Records contained in a dataset →
+--

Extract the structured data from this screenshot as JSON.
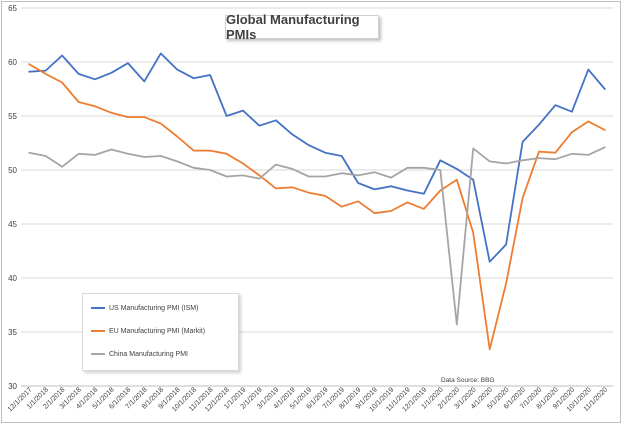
{
  "chart_data": {
    "type": "line",
    "title": "Global Manufacturing PMIs",
    "xlabel": "",
    "ylabel": "",
    "ylim": [
      30,
      65
    ],
    "yticks": [
      30,
      35,
      40,
      45,
      50,
      55,
      60,
      65
    ],
    "grid": true,
    "legend_position": "bottom-left",
    "source": "Data Source: BBG",
    "categories": [
      "12/1/2017",
      "1/1/2018",
      "2/1/2018",
      "3/1/2018",
      "4/1/2018",
      "5/1/2018",
      "6/1/2018",
      "7/1/2018",
      "8/1/2018",
      "9/1/2018",
      "10/1/2018",
      "11/1/2018",
      "12/1/2018",
      "1/1/2019",
      "2/1/2019",
      "3/1/2019",
      "4/1/2019",
      "5/1/2019",
      "6/1/2019",
      "7/1/2019",
      "8/1/2019",
      "9/1/2019",
      "10/1/2019",
      "11/1/2019",
      "12/1/2019",
      "1/1/2020",
      "2/1/2020",
      "3/1/2020",
      "4/1/2020",
      "5/1/2020",
      "6/1/2020",
      "7/1/2020",
      "8/1/2020",
      "9/1/2020",
      "10/1/2020",
      "11/1/2020"
    ],
    "series": [
      {
        "name": "US Manufacturing PMI (ISM)",
        "color": "#4472c4",
        "values": [
          59.1,
          59.2,
          60.6,
          58.9,
          58.4,
          59.0,
          59.9,
          58.2,
          60.8,
          59.3,
          58.5,
          58.8,
          55.0,
          55.5,
          54.1,
          54.6,
          53.3,
          52.3,
          51.6,
          51.3,
          48.8,
          48.2,
          48.5,
          48.1,
          47.8,
          50.9,
          50.1,
          49.1,
          41.5,
          43.1,
          52.6,
          54.2,
          56.0,
          55.4,
          59.3,
          57.5
        ]
      },
      {
        "name": "EU Manufacturing PMI (Markit)",
        "color": "#ed7d31",
        "values": [
          59.8,
          58.9,
          58.1,
          56.3,
          55.9,
          55.3,
          54.9,
          54.9,
          54.3,
          53.1,
          51.8,
          51.8,
          51.5,
          50.6,
          49.5,
          48.3,
          48.4,
          47.9,
          47.6,
          46.6,
          47.1,
          46.0,
          46.2,
          47.0,
          46.4,
          48.1,
          49.1,
          44.2,
          33.4,
          39.5,
          47.4,
          51.7,
          51.6,
          53.5,
          54.5,
          53.7
        ]
      },
      {
        "name": "China Manufacturing PMI",
        "color": "#a5a5a5",
        "values": [
          51.6,
          51.3,
          50.3,
          51.5,
          51.4,
          51.9,
          51.5,
          51.2,
          51.3,
          50.8,
          50.2,
          50.0,
          49.4,
          49.5,
          49.2,
          50.5,
          50.1,
          49.4,
          49.4,
          49.7,
          49.5,
          49.8,
          49.3,
          50.2,
          50.2,
          50.0,
          35.7,
          52.0,
          50.8,
          50.6,
          50.9,
          51.1,
          51.0,
          51.5,
          51.4,
          52.1
        ]
      }
    ]
  }
}
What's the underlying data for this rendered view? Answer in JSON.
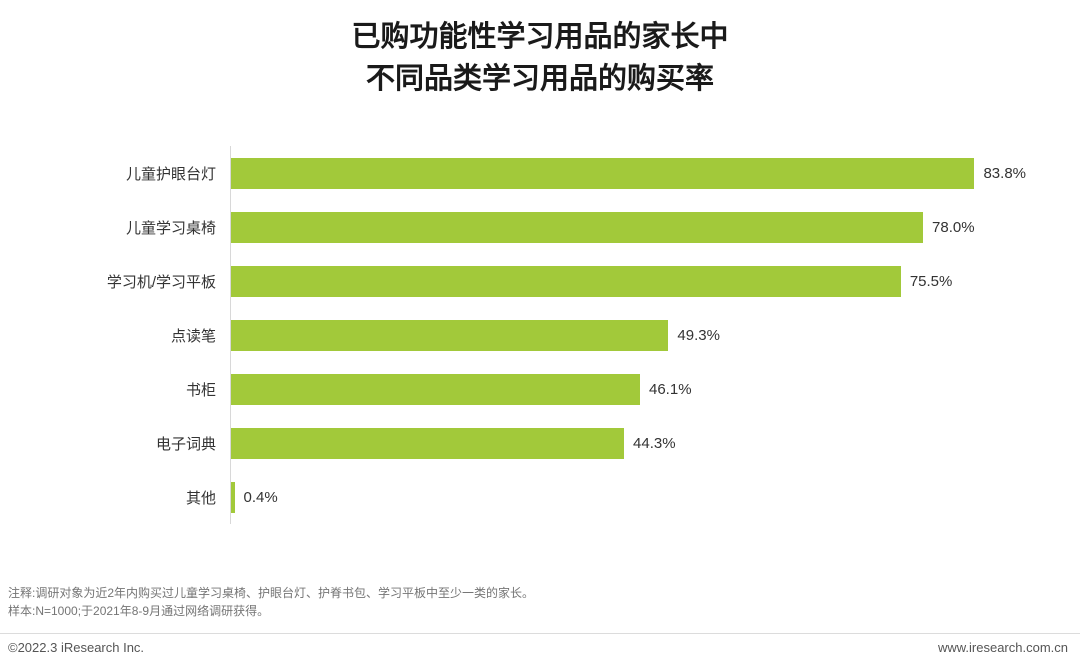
{
  "title": {
    "line1": "已购功能性学习用品的家长中",
    "line2": "不同品类学习用品的购买率"
  },
  "chart_data": {
    "type": "bar",
    "orientation": "horizontal",
    "title": "已购功能性学习用品的家长中不同品类学习用品的购买率",
    "categories": [
      "儿童护眼台灯",
      "儿童学习桌椅",
      "学习机/学习平板",
      "点读笔",
      "书柜",
      "电子词典",
      "其他"
    ],
    "values": [
      83.8,
      78.0,
      75.5,
      49.3,
      46.1,
      44.3,
      0.4
    ],
    "value_labels": [
      "83.8%",
      "78.0%",
      "75.5%",
      "49.3%",
      "46.1%",
      "44.3%",
      "0.4%"
    ],
    "xlim": [
      0,
      100
    ],
    "unit": "%",
    "bar_color": "#a2c93a",
    "axis_line_color": "#d8d8d8",
    "grid": false,
    "legend": false
  },
  "notes": {
    "line1": "注释:调研对象为近2年内购买过儿童学习桌椅、护眼台灯、护脊书包、学习平板中至少一类的家长。",
    "line2": "样本:N=1000;于2021年8-9月通过网络调研获得。"
  },
  "footer": {
    "left": "©2022.3 iResearch Inc.",
    "right": "www.iresearch.com.cn"
  }
}
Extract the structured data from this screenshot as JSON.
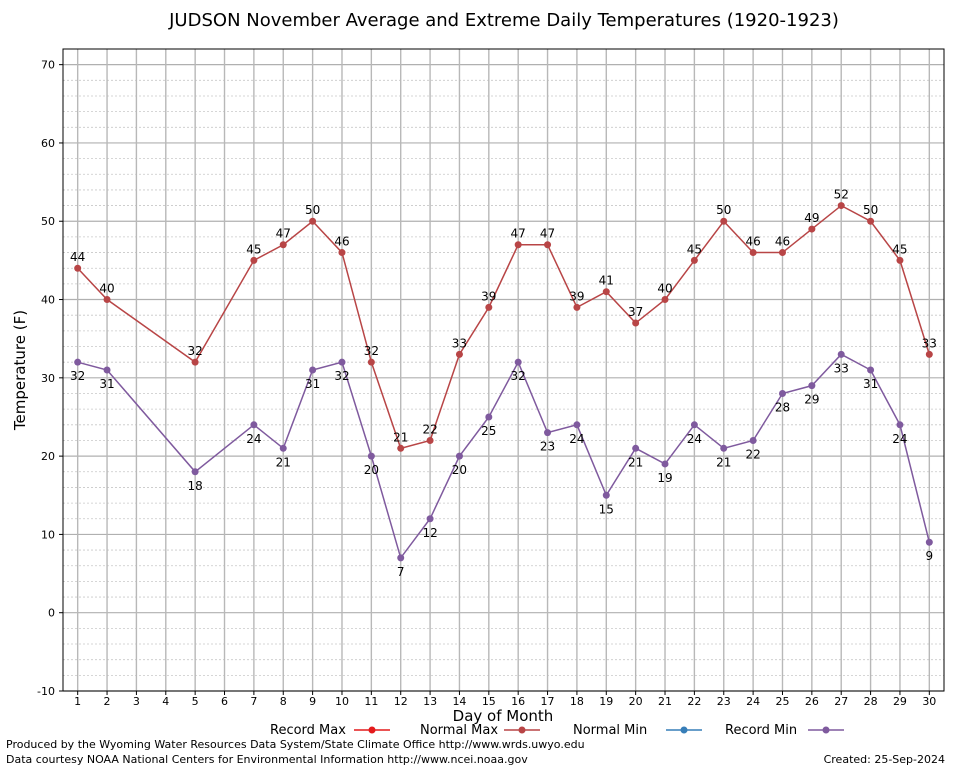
{
  "chart_data": {
    "type": "line",
    "title": "JUDSON November Average and Extreme Daily Temperatures (1920-1923)",
    "xlabel": "Day of Month",
    "ylabel": "Temperature (F)",
    "xlim": [
      0.5,
      30.5
    ],
    "ylim": [
      -10,
      72
    ],
    "x_ticks": [
      1,
      2,
      3,
      4,
      5,
      6,
      7,
      8,
      9,
      10,
      11,
      12,
      13,
      14,
      15,
      16,
      17,
      18,
      19,
      20,
      21,
      22,
      23,
      24,
      25,
      26,
      27,
      28,
      29,
      30
    ],
    "y_ticks": [
      -10,
      0,
      10,
      20,
      30,
      40,
      50,
      60,
      70
    ],
    "grid": true,
    "legend_position": "bottom",
    "series": [
      {
        "name": "Record Max",
        "color": "#e41a1c",
        "x": [],
        "values": []
      },
      {
        "name": "Normal Max",
        "color": "#b84546",
        "x": [
          1,
          2,
          5,
          7,
          8,
          9,
          10,
          11,
          12,
          13,
          14,
          15,
          16,
          17,
          18,
          19,
          20,
          21,
          22,
          23,
          24,
          25,
          26,
          27,
          28,
          29,
          30
        ],
        "values": [
          44,
          40,
          32,
          45,
          47,
          50,
          46,
          32,
          21,
          22,
          33,
          39,
          47,
          47,
          39,
          41,
          37,
          40,
          45,
          50,
          46,
          46,
          49,
          52,
          50,
          45,
          33
        ]
      },
      {
        "name": "Normal Min",
        "color": "#377eb8",
        "x": [],
        "values": []
      },
      {
        "name": "Record Min",
        "color": "#7f5a9e",
        "x": [
          1,
          2,
          5,
          7,
          8,
          9,
          10,
          11,
          12,
          13,
          14,
          15,
          16,
          17,
          18,
          19,
          20,
          21,
          22,
          23,
          24,
          25,
          26,
          27,
          28,
          29,
          30
        ],
        "values": [
          32,
          31,
          18,
          24,
          21,
          31,
          32,
          20,
          7,
          12,
          20,
          25,
          32,
          23,
          24,
          15,
          21,
          19,
          24,
          21,
          22,
          28,
          29,
          33,
          31,
          24,
          9
        ]
      }
    ]
  },
  "footer": {
    "credit_line1": "Produced by the Wyoming Water Resources Data System/State Climate Office http://www.wrds.uwyo.edu",
    "credit_line2": "Data courtesy NOAA National Centers for Environmental Information http://www.ncei.noaa.gov",
    "created": "Created:  25-Sep-2024"
  }
}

+--

Quote every record above exactly, omitting any pictures they contain.

Solution →
Extract the structured data from this screenshot as JSON.
{
  "chart_data": {
    "type": "line",
    "title": "Global Manufacturing PMIs",
    "xlabel": "",
    "ylabel": "",
    "ylim": [
      30,
      65
    ],
    "yticks": [
      30,
      35,
      40,
      45,
      50,
      55,
      60,
      65
    ],
    "grid": true,
    "legend_position": "bottom-left",
    "source": "Data Source: BBG",
    "categories": [
      "12/1/2017",
      "1/1/2018",
      "2/1/2018",
      "3/1/2018",
      "4/1/2018",
      "5/1/2018",
      "6/1/2018",
      "7/1/2018",
      "8/1/2018",
      "9/1/2018",
      "10/1/2018",
      "11/1/2018",
      "12/1/2018",
      "1/1/2019",
      "2/1/2019",
      "3/1/2019",
      "4/1/2019",
      "5/1/2019",
      "6/1/2019",
      "7/1/2019",
      "8/1/2019",
      "9/1/2019",
      "10/1/2019",
      "11/1/2019",
      "12/1/2019",
      "1/1/2020",
      "2/1/2020",
      "3/1/2020",
      "4/1/2020",
      "5/1/2020",
      "6/1/2020",
      "7/1/2020",
      "8/1/2020",
      "9/1/2020",
      "10/1/2020",
      "11/1/2020"
    ],
    "series": [
      {
        "name": "US Manufacturing PMI (ISM)",
        "color": "#4472c4",
        "values": [
          59.1,
          59.2,
          60.6,
          58.9,
          58.4,
          59.0,
          59.9,
          58.2,
          60.8,
          59.3,
          58.5,
          58.8,
          55.0,
          55.5,
          54.1,
          54.6,
          53.3,
          52.3,
          51.6,
          51.3,
          48.8,
          48.2,
          48.5,
          48.1,
          47.8,
          50.9,
          50.1,
          49.1,
          41.5,
          43.1,
          52.6,
          54.2,
          56.0,
          55.4,
          59.3,
          57.5
        ]
      },
      {
        "name": "EU Manufacturing PMI (Markit)",
        "color": "#ed7d31",
        "values": [
          59.8,
          58.9,
          58.1,
          56.3,
          55.9,
          55.3,
          54.9,
          54.9,
          54.3,
          53.1,
          51.8,
          51.8,
          51.5,
          50.6,
          49.5,
          48.3,
          48.4,
          47.9,
          47.6,
          46.6,
          47.1,
          46.0,
          46.2,
          47.0,
          46.4,
          48.1,
          49.1,
          44.2,
          33.4,
          39.5,
          47.4,
          51.7,
          51.6,
          53.5,
          54.5,
          53.7
        ]
      },
      {
        "name": "China Manufacturing PMI",
        "color": "#a5a5a5",
        "values": [
          51.6,
          51.3,
          50.3,
          51.5,
          51.4,
          51.9,
          51.5,
          51.2,
          51.3,
          50.8,
          50.2,
          50.0,
          49.4,
          49.5,
          49.2,
          50.5,
          50.1,
          49.4,
          49.4,
          49.7,
          49.5,
          49.8,
          49.3,
          50.2,
          50.2,
          50.0,
          35.7,
          52.0,
          50.8,
          50.6,
          50.9,
          51.1,
          51.0,
          51.5,
          51.4,
          52.1
        ]
      }
    ]
  }
}
What's the underlying data for this rendered view? Answer in JSON.
{
  "title": {
    "line1": "已购功能性学习用品的家长中",
    "line2": "不同品类学习用品的购买率"
  },
  "chart_data": {
    "type": "bar",
    "orientation": "horizontal",
    "title": "已购功能性学习用品的家长中不同品类学习用品的购买率",
    "categories": [
      "儿童护眼台灯",
      "儿童学习桌椅",
      "学习机/学习平板",
      "点读笔",
      "书柜",
      "电子词典",
      "其他"
    ],
    "values": [
      83.8,
      78.0,
      75.5,
      49.3,
      46.1,
      44.3,
      0.4
    ],
    "value_labels": [
      "83.8%",
      "78.0%",
      "75.5%",
      "49.3%",
      "46.1%",
      "44.3%",
      "0.4%"
    ],
    "xlim": [
      0,
      100
    ],
    "unit": "%",
    "bar_color": "#a2c93a",
    "axis_line_color": "#d8d8d8",
    "grid": false,
    "legend": false
  },
  "notes": {
    "line1": "注释:调研对象为近2年内购买过儿童学习桌椅、护眼台灯、护脊书包、学习平板中至少一类的家长。",
    "line2": "样本:N=1000;于2021年8-9月通过网络调研获得。"
  },
  "footer": {
    "left": "©2022.3 iResearch Inc.",
    "right": "www.iresearch.com.cn"
  }
}
Extract the structured data from this screenshot as JSON.
{
  "chart_data": {
    "type": "line",
    "title": "JUDSON November Average and Extreme Daily Temperatures (1920-1923)",
    "xlabel": "Day of Month",
    "ylabel": "Temperature (F)",
    "xlim": [
      0.5,
      30.5
    ],
    "ylim": [
      -10,
      72
    ],
    "x_ticks": [
      1,
      2,
      3,
      4,
      5,
      6,
      7,
      8,
      9,
      10,
      11,
      12,
      13,
      14,
      15,
      16,
      17,
      18,
      19,
      20,
      21,
      22,
      23,
      24,
      25,
      26,
      27,
      28,
      29,
      30
    ],
    "y_ticks": [
      -10,
      0,
      10,
      20,
      30,
      40,
      50,
      60,
      70
    ],
    "grid": true,
    "legend_position": "bottom",
    "series": [
      {
        "name": "Record Max",
        "color": "#e41a1c",
        "x": [],
        "values": []
      },
      {
        "name": "Normal Max",
        "color": "#b84546",
        "x": [
          1,
          2,
          5,
          7,
          8,
          9,
          10,
          11,
          12,
          13,
          14,
          15,
          16,
          17,
          18,
          19,
          20,
          21,
          22,
          23,
          24,
          25,
          26,
          27,
          28,
          29,
          30
        ],
        "values": [
          44,
          40,
          32,
          45,
          47,
          50,
          46,
          32,
          21,
          22,
          33,
          39,
          47,
          47,
          39,
          41,
          37,
          40,
          45,
          50,
          46,
          46,
          49,
          52,
          50,
          45,
          33
        ]
      },
      {
        "name": "Normal Min",
        "color": "#377eb8",
        "x": [],
        "values": []
      },
      {
        "name": "Record Min",
        "color": "#7f5a9e",
        "x": [
          1,
          2,
          5,
          7,
          8,
          9,
          10,
          11,
          12,
          13,
          14,
          15,
          16,
          17,
          18,
          19,
          20,
          21,
          22,
          23,
          24,
          25,
          26,
          27,
          28,
          29,
          30
        ],
        "values": [
          32,
          31,
          18,
          24,
          21,
          31,
          32,
          20,
          7,
          12,
          20,
          25,
          32,
          23,
          24,
          15,
          21,
          19,
          24,
          21,
          22,
          28,
          29,
          33,
          31,
          24,
          9
        ]
      }
    ]
  },
  "footer": {
    "credit_line1": "Produced by the Wyoming Water Resources Data System/State Climate Office http://www.wrds.uwyo.edu",
    "credit_line2": "Data courtesy NOAA National Centers for Environmental Information http://www.ncei.noaa.gov",
    "created": "Created:  25-Sep-2024"
  }
}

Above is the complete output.